- _WHAT TO DO_: Gather each line of the records where "magic" appears.

- _PROVIDED DATA_:
☆ ☆ ☆ ☆ ☆ ☆ ☆

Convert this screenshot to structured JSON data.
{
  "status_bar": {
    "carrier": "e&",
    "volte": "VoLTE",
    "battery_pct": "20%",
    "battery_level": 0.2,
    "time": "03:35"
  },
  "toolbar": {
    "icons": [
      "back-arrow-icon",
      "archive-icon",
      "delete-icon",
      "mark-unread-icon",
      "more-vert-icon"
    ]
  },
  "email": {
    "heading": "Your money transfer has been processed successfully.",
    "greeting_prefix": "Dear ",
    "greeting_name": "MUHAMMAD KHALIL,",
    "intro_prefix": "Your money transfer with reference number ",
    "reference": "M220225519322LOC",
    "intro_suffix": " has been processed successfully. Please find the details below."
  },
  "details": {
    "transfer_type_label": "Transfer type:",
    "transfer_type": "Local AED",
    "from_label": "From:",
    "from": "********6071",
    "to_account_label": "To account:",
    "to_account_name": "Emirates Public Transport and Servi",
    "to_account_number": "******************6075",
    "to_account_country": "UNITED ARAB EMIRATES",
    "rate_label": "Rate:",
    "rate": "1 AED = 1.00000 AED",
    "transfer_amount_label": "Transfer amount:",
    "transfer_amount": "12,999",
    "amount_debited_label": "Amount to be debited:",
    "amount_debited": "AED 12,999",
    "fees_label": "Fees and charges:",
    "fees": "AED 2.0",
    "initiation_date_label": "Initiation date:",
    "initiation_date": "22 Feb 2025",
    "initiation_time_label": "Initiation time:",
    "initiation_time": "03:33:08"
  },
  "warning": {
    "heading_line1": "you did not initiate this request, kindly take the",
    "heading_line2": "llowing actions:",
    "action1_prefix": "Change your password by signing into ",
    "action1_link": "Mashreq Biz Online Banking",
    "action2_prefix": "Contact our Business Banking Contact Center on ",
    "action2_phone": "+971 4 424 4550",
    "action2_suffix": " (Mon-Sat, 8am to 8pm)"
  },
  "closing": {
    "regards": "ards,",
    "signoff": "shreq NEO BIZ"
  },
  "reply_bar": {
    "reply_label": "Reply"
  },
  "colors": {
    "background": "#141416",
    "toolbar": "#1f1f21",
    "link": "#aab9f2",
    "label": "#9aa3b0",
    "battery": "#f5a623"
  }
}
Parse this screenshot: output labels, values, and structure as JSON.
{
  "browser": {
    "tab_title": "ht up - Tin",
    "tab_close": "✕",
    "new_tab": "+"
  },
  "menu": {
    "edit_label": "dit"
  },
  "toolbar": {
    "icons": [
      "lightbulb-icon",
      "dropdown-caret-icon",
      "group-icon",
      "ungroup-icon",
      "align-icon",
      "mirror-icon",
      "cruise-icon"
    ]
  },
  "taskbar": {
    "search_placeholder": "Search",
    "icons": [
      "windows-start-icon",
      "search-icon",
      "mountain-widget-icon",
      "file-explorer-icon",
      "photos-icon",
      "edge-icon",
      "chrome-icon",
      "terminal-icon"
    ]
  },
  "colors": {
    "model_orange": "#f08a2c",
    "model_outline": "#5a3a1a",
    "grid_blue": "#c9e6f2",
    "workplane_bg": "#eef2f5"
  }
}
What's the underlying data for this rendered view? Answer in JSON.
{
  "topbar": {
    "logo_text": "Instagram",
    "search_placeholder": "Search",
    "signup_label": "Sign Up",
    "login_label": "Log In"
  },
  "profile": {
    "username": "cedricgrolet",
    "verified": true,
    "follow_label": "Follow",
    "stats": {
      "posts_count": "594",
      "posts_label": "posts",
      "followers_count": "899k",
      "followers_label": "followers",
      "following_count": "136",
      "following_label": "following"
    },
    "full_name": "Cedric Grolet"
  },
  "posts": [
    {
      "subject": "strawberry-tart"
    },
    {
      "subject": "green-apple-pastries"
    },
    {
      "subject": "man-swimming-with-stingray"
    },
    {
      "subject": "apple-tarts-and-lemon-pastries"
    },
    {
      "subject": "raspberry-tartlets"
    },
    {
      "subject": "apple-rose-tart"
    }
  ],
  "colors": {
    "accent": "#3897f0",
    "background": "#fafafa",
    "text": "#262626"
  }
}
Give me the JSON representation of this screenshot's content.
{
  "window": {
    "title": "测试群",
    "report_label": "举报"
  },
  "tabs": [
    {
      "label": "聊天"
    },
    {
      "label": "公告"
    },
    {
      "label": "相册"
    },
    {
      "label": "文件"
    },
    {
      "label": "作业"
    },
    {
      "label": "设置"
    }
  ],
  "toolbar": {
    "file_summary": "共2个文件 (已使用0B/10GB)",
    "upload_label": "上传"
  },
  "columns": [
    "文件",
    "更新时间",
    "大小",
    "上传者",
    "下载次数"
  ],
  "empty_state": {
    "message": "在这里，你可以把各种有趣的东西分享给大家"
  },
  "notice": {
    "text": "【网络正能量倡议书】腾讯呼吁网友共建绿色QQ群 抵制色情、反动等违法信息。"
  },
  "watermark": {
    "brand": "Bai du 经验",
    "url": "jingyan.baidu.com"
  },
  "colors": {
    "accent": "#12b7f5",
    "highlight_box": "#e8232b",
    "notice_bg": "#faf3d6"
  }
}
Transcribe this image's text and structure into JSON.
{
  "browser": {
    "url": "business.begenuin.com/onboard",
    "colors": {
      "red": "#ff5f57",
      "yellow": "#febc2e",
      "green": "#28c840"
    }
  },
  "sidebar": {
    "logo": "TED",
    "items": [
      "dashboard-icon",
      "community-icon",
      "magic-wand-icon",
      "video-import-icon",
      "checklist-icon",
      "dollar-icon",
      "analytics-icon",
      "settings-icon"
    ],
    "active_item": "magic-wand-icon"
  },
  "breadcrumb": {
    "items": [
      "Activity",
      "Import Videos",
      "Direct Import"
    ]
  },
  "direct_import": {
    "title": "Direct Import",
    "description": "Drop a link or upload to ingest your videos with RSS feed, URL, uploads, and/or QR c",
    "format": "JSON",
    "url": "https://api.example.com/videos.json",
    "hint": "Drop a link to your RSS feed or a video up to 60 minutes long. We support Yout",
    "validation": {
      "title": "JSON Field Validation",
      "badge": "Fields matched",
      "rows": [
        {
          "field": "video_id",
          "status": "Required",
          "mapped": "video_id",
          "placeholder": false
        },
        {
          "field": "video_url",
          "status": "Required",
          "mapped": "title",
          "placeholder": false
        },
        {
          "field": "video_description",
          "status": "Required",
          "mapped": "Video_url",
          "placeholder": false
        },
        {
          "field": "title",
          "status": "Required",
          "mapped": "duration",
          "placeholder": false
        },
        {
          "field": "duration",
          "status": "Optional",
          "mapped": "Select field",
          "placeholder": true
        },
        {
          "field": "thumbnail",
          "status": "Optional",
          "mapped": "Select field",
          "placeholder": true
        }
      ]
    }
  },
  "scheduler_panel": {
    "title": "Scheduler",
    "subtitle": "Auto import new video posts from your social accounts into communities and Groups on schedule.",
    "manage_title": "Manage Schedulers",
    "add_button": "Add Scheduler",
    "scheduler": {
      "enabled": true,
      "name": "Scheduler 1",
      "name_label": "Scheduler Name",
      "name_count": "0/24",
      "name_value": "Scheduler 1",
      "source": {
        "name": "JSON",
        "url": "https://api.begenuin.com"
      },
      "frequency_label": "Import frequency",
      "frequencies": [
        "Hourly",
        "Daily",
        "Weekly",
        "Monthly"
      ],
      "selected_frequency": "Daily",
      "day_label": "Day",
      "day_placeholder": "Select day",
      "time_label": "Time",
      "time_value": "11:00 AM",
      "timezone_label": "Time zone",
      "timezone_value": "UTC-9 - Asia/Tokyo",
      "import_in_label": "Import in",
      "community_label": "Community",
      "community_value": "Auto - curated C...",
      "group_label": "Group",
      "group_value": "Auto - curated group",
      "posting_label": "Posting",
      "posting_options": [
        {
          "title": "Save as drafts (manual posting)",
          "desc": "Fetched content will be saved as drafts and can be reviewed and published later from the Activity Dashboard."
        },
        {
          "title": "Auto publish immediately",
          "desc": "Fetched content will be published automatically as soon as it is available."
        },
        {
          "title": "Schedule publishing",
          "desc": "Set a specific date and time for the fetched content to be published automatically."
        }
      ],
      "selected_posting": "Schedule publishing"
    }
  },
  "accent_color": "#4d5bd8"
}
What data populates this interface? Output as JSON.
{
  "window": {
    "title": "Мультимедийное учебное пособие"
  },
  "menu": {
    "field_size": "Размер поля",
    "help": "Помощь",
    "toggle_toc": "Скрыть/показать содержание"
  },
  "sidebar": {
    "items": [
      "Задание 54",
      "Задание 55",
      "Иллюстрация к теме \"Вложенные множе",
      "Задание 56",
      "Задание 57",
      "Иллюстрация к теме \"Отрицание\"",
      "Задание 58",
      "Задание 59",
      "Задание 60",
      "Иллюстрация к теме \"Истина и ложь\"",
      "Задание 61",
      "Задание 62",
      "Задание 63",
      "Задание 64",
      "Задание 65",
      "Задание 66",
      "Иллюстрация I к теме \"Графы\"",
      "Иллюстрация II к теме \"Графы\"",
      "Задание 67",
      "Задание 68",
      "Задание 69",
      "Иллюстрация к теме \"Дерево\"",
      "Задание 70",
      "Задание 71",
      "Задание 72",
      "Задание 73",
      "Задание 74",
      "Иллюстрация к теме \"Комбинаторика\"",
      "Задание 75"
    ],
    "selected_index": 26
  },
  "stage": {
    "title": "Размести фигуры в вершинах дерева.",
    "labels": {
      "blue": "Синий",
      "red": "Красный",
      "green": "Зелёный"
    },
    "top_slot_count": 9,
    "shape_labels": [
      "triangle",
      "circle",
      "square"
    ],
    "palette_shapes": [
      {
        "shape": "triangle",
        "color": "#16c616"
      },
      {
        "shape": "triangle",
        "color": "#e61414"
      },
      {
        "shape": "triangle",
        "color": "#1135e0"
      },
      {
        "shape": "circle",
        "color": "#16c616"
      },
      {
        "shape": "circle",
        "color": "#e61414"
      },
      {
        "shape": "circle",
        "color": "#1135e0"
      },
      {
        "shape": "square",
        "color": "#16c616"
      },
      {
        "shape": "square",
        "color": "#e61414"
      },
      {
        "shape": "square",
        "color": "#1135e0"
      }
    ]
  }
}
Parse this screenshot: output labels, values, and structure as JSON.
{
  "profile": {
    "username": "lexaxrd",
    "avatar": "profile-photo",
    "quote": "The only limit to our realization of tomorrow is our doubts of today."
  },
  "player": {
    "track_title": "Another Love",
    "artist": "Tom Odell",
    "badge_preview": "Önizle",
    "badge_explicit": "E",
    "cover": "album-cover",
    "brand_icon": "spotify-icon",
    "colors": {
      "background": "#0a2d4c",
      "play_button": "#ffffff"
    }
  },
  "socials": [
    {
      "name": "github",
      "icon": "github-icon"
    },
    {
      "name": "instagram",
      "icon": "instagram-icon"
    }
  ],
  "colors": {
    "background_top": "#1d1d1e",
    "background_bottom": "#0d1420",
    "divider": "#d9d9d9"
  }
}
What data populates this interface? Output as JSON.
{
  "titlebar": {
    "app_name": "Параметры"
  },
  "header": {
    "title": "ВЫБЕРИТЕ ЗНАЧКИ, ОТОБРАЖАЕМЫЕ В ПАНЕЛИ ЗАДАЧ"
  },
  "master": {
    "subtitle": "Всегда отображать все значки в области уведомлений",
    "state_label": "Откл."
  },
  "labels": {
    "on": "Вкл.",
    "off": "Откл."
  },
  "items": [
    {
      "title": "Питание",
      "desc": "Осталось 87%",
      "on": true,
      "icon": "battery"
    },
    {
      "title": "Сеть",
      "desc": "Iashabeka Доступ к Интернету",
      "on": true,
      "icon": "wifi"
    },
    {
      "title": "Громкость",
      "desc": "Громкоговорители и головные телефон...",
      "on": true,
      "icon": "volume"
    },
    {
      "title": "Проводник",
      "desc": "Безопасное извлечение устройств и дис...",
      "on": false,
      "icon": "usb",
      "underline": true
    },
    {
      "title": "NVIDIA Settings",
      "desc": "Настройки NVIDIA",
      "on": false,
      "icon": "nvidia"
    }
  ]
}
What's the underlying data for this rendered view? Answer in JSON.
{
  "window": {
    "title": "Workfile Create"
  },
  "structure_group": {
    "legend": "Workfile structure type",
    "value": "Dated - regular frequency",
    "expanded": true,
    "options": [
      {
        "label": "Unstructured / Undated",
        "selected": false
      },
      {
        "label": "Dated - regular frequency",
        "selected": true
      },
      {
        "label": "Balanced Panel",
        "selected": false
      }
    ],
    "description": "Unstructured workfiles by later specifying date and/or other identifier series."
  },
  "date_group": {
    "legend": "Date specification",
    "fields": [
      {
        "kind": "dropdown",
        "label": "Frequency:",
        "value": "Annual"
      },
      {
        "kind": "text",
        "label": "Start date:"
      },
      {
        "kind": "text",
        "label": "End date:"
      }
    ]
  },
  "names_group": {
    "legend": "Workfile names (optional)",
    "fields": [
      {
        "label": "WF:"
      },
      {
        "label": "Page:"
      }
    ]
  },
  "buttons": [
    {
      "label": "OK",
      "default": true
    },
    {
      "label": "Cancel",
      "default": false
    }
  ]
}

☆ ☆ ☆ ☆ ☆ ☆ ☆

- _WRITTEN SOLUTION_:
      "magic-wand-icon",
    "active_item": "magic-wand-icon"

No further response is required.